## Problem statement:
Return all of the data exactly, with nothing left out but the pictures.

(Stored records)
-------------------------

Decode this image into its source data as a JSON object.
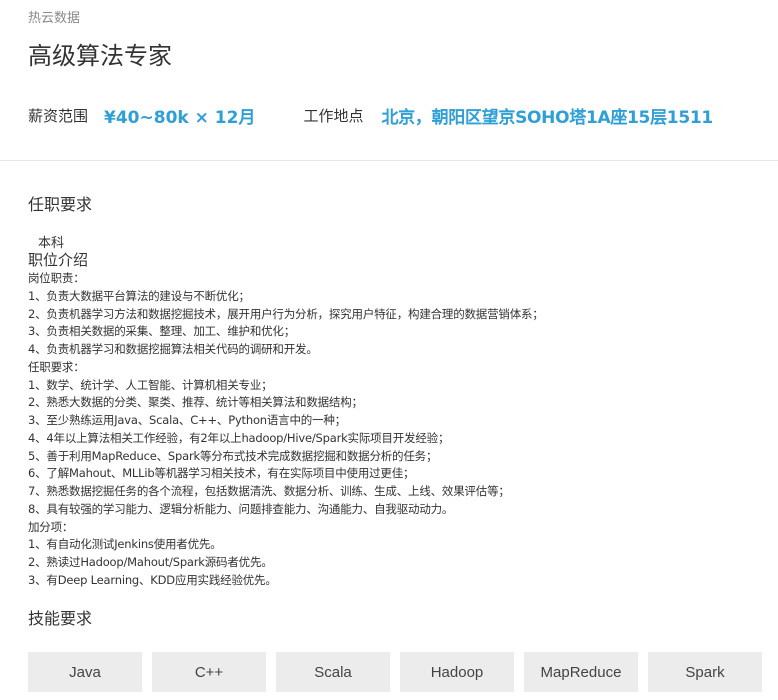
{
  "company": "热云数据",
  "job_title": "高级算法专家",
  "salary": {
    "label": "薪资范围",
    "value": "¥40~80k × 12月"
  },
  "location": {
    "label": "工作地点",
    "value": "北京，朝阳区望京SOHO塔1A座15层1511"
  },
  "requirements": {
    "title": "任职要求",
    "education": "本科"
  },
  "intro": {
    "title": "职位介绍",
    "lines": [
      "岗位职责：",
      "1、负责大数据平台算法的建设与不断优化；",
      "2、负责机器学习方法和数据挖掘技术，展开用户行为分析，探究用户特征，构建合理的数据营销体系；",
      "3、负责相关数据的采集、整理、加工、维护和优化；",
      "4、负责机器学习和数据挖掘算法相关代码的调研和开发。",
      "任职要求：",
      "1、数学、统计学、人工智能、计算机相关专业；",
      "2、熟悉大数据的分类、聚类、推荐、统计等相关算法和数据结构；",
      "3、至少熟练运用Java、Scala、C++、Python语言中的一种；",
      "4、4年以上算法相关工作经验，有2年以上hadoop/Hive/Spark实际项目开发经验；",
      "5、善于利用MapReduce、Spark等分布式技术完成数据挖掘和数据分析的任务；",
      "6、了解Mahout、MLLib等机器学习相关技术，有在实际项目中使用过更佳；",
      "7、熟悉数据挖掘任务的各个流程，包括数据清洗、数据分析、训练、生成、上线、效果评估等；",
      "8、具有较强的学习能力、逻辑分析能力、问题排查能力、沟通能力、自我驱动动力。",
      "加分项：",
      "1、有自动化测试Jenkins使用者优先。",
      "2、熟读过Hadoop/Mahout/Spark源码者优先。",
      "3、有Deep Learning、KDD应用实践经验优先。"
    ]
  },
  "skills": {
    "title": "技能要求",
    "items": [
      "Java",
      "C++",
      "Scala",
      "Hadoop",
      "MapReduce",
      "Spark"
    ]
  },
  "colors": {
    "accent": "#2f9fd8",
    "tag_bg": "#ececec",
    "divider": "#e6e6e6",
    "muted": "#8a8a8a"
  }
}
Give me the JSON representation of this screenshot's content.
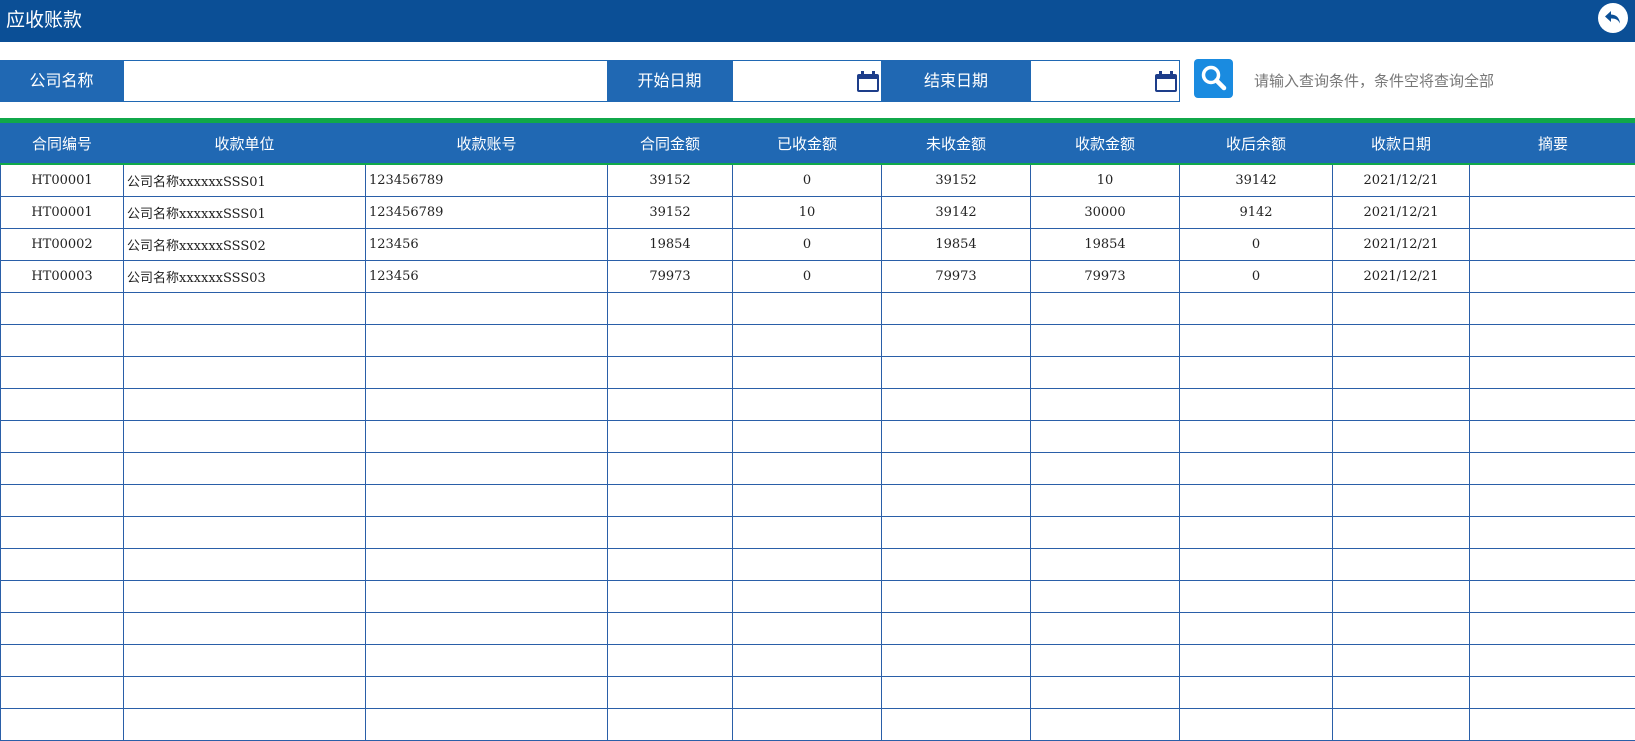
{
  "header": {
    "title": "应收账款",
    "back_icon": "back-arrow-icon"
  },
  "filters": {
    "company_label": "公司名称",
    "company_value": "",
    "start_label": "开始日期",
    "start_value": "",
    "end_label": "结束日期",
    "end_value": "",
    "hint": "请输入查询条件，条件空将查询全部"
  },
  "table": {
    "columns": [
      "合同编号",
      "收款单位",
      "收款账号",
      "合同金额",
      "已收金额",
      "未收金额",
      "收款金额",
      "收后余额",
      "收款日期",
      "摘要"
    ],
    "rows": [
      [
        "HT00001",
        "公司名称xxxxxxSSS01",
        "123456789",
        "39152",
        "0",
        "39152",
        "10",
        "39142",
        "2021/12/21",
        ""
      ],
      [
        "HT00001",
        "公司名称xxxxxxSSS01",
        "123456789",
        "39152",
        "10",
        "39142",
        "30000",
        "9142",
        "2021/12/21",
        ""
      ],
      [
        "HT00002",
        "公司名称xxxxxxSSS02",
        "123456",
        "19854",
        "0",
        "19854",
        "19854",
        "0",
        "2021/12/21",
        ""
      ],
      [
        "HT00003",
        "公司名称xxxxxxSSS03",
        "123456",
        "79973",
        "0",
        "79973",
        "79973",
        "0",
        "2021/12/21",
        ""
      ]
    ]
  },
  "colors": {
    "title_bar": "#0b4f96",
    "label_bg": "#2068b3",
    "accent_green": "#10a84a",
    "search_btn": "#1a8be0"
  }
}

-------------------------

## Worked solution:
Decode this image into its source data as a JSON object.
{
  "company": "热云数据",
  "job_title": "高级算法专家",
  "salary": {
    "label": "薪资范围",
    "value": "¥40~80k × 12月"
  },
  "location": {
    "label": "工作地点",
    "value": "北京，朝阳区望京SOHO塔1A座15层1511"
  },
  "requirements": {
    "title": "任职要求",
    "education": "本科"
  },
  "intro": {
    "title": "职位介绍",
    "lines": [
      "岗位职责：",
      "1、负责大数据平台算法的建设与不断优化；",
      "2、负责机器学习方法和数据挖掘技术，展开用户行为分析，探究用户特征，构建合理的数据营销体系；",
      "3、负责相关数据的采集、整理、加工、维护和优化；",
      "4、负责机器学习和数据挖掘算法相关代码的调研和开发。",
      "任职要求：",
      "1、数学、统计学、人工智能、计算机相关专业；",
      "2、熟悉大数据的分类、聚类、推荐、统计等相关算法和数据结构；",
      "3、至少熟练运用Java、Scala、C++、Python语言中的一种；",
      "4、4年以上算法相关工作经验，有2年以上hadoop/Hive/Spark实际项目开发经验；",
      "5、善于利用MapReduce、Spark等分布式技术完成数据挖掘和数据分析的任务；",
      "6、了解Mahout、MLLib等机器学习相关技术，有在实际项目中使用过更佳；",
      "7、熟悉数据挖掘任务的各个流程，包括数据清洗、数据分析、训练、生成、上线、效果评估等；",
      "8、具有较强的学习能力、逻辑分析能力、问题排查能力、沟通能力、自我驱动动力。",
      "加分项：",
      "1、有自动化测试Jenkins使用者优先。",
      "2、熟读过Hadoop/Mahout/Spark源码者优先。",
      "3、有Deep Learning、KDD应用实践经验优先。"
    ]
  },
  "skills": {
    "title": "技能要求",
    "items": [
      "Java",
      "C++",
      "Scala",
      "Hadoop",
      "MapReduce",
      "Spark"
    ]
  },
  "colors": {
    "accent": "#2f9fd8",
    "tag_bg": "#ececec",
    "divider": "#e6e6e6",
    "muted": "#8a8a8a"
  }
}
Give me the JSON representation of this screenshot's content.
{
  "header": {
    "title": "应收账款",
    "back_icon": "back-arrow-icon"
  },
  "filters": {
    "company_label": "公司名称",
    "company_value": "",
    "start_label": "开始日期",
    "start_value": "",
    "end_label": "结束日期",
    "end_value": "",
    "hint": "请输入查询条件，条件空将查询全部"
  },
  "table": {
    "columns": [
      "合同编号",
      "收款单位",
      "收款账号",
      "合同金额",
      "已收金额",
      "未收金额",
      "收款金额",
      "收后余额",
      "收款日期",
      "摘要"
    ],
    "rows": [
      [
        "HT00001",
        "公司名称xxxxxxSSS01",
        "123456789",
        "39152",
        "0",
        "39152",
        "10",
        "39142",
        "2021/12/21",
        ""
      ],
      [
        "HT00001",
        "公司名称xxxxxxSSS01",
        "123456789",
        "39152",
        "10",
        "39142",
        "30000",
        "9142",
        "2021/12/21",
        ""
      ],
      [
        "HT00002",
        "公司名称xxxxxxSSS02",
        "123456",
        "19854",
        "0",
        "19854",
        "19854",
        "0",
        "2021/12/21",
        ""
      ],
      [
        "HT00003",
        "公司名称xxxxxxSSS03",
        "123456",
        "79973",
        "0",
        "79973",
        "79973",
        "0",
        "2021/12/21",
        ""
      ]
    ]
  },
  "colors": {
    "title_bar": "#0b4f96",
    "label_bg": "#2068b3",
    "accent_green": "#10a84a",
    "search_btn": "#1a8be0"
  }
}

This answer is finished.